(Records from a collection)

((

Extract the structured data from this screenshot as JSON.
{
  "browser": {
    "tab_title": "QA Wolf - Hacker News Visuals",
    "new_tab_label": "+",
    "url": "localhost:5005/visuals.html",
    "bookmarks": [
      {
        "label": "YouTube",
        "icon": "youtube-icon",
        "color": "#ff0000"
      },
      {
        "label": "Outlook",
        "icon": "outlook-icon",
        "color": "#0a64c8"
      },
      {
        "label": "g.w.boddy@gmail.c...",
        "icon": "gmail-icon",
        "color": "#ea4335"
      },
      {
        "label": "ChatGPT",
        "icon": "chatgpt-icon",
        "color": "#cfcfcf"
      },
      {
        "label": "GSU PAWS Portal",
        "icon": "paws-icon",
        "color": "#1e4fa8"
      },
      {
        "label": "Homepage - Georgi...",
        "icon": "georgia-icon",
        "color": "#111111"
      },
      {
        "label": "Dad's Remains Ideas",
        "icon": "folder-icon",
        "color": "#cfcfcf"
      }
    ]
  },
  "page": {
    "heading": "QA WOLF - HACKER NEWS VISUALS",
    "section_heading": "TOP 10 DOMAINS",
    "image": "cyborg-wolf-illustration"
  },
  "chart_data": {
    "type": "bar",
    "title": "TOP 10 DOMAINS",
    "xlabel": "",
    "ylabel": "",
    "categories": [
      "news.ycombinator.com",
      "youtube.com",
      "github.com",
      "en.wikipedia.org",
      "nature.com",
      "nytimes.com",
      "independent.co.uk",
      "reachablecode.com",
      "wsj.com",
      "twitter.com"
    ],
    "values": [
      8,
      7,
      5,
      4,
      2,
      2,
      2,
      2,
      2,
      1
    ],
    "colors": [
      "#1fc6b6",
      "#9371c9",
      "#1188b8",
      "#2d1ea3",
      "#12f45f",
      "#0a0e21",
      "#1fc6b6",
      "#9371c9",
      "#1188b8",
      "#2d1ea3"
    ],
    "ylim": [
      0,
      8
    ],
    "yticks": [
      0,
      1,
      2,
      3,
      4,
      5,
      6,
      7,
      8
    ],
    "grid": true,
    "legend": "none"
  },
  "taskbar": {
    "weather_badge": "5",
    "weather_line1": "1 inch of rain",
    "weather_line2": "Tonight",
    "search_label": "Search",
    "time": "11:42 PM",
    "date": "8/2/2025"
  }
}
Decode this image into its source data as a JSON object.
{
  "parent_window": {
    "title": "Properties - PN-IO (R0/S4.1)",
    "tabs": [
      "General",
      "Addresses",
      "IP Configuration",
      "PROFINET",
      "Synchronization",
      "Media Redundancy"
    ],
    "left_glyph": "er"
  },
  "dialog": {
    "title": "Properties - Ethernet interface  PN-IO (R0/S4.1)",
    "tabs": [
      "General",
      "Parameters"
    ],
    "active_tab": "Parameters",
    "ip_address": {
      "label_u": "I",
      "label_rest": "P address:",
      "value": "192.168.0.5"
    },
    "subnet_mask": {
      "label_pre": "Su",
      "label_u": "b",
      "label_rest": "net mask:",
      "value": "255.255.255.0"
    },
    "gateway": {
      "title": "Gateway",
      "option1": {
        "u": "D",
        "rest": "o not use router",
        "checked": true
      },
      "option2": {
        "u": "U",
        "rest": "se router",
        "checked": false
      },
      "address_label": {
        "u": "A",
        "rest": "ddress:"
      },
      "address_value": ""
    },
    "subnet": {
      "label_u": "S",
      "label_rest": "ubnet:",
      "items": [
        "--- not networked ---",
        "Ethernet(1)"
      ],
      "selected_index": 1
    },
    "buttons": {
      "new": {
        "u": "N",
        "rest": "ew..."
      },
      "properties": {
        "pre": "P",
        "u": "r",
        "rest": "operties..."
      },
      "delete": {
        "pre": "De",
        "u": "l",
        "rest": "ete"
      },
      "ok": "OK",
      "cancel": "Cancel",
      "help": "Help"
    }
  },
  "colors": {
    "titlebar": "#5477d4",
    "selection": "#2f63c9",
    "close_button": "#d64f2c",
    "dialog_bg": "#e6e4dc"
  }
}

))

# What you have to do:
All of the entries above should be written out again exactly.

# Answer to this task:
Extract the structured data from this screenshot as JSON.
{
  "browser": {
    "tab_title": "QA Wolf - Hacker News Visuals",
    "new_tab_label": "+",
    "url": "localhost:5005/visuals.html",
    "bookmarks": [
      {
        "label": "YouTube",
        "icon": "youtube-icon",
        "color": "#ff0000"
      },
      {
        "label": "Outlook",
        "icon": "outlook-icon",
        "color": "#0a64c8"
      },
      {
        "label": "g.w.boddy@gmail.c...",
        "icon": "gmail-icon",
        "color": "#ea4335"
      },
      {
        "label": "ChatGPT",
        "icon": "chatgpt-icon",
        "color": "#cfcfcf"
      },
      {
        "label": "GSU PAWS Portal",
        "icon": "paws-icon",
        "color": "#1e4fa8"
      },
      {
        "label": "Homepage - Georgi...",
        "icon": "georgia-icon",
        "color": "#111111"
      },
      {
        "label": "Dad's Remains Ideas",
        "icon": "folder-icon",
        "color": "#cfcfcf"
      }
    ]
  },
  "page": {
    "heading": "QA WOLF - HACKER NEWS VISUALS",
    "section_heading": "TOP 10 DOMAINS",
    "image": "cyborg-wolf-illustration"
  },
  "chart_data": {
    "type": "bar",
    "title": "TOP 10 DOMAINS",
    "xlabel": "",
    "ylabel": "",
    "categories": [
      "news.ycombinator.com",
      "youtube.com",
      "github.com",
      "en.wikipedia.org",
      "nature.com",
      "nytimes.com",
      "independent.co.uk",
      "reachablecode.com",
      "wsj.com",
      "twitter.com"
    ],
    "values": [
      8,
      7,
      5,
      4,
      2,
      2,
      2,
      2,
      2,
      1
    ],
    "colors": [
      "#1fc6b6",
      "#9371c9",
      "#1188b8",
      "#2d1ea3",
      "#12f45f",
      "#0a0e21",
      "#1fc6b6",
      "#9371c9",
      "#1188b8",
      "#2d1ea3"
    ],
    "ylim": [
      0,
      8
    ],
    "yticks": [
      0,
      1,
      2,
      3,
      4,
      5,
      6,
      7,
      8
    ],
    "grid": true,
    "legend": "none"
  },
  "taskbar": {
    "weather_badge": "5",
    "weather_line1": "1 inch of rain",
    "weather_line2": "Tonight",
    "search_label": "Search",
    "time": "11:42 PM",
    "date": "8/2/2025"
  }
}
Decode this image into its source data as a JSON object.
{
  "parent_window": {
    "title": "Properties - PN-IO (R0/S4.1)",
    "tabs": [
      "General",
      "Addresses",
      "IP Configuration",
      "PROFINET",
      "Synchronization",
      "Media Redundancy"
    ],
    "left_glyph": "er"
  },
  "dialog": {
    "title": "Properties - Ethernet interface  PN-IO (R0/S4.1)",
    "tabs": [
      "General",
      "Parameters"
    ],
    "active_tab": "Parameters",
    "ip_address": {
      "label_u": "I",
      "label_rest": "P address:",
      "value": "192.168.0.5"
    },
    "subnet_mask": {
      "label_pre": "Su",
      "label_u": "b",
      "label_rest": "net mask:",
      "value": "255.255.255.0"
    },
    "gateway": {
      "title": "Gateway",
      "option1": {
        "u": "D",
        "rest": "o not use router",
        "checked": true
      },
      "option2": {
        "u": "U",
        "rest": "se router",
        "checked": false
      },
      "address_label": {
        "u": "A",
        "rest": "ddress:"
      },
      "address_value": ""
    },
    "subnet": {
      "label_u": "S",
      "label_rest": "ubnet:",
      "items": [
        "--- not networked ---",
        "Ethernet(1)"
      ],
      "selected_index": 1
    },
    "buttons": {
      "new": {
        "u": "N",
        "rest": "ew..."
      },
      "properties": {
        "pre": "P",
        "u": "r",
        "rest": "operties..."
      },
      "delete": {
        "pre": "De",
        "u": "l",
        "rest": "ete"
      },
      "ok": "OK",
      "cancel": "Cancel",
      "help": "Help"
    }
  },
  "colors": {
    "titlebar": "#5477d4",
    "selection": "#2f63c9",
    "close_button": "#d64f2c",
    "dialog_bg": "#e6e4dc"
  }
}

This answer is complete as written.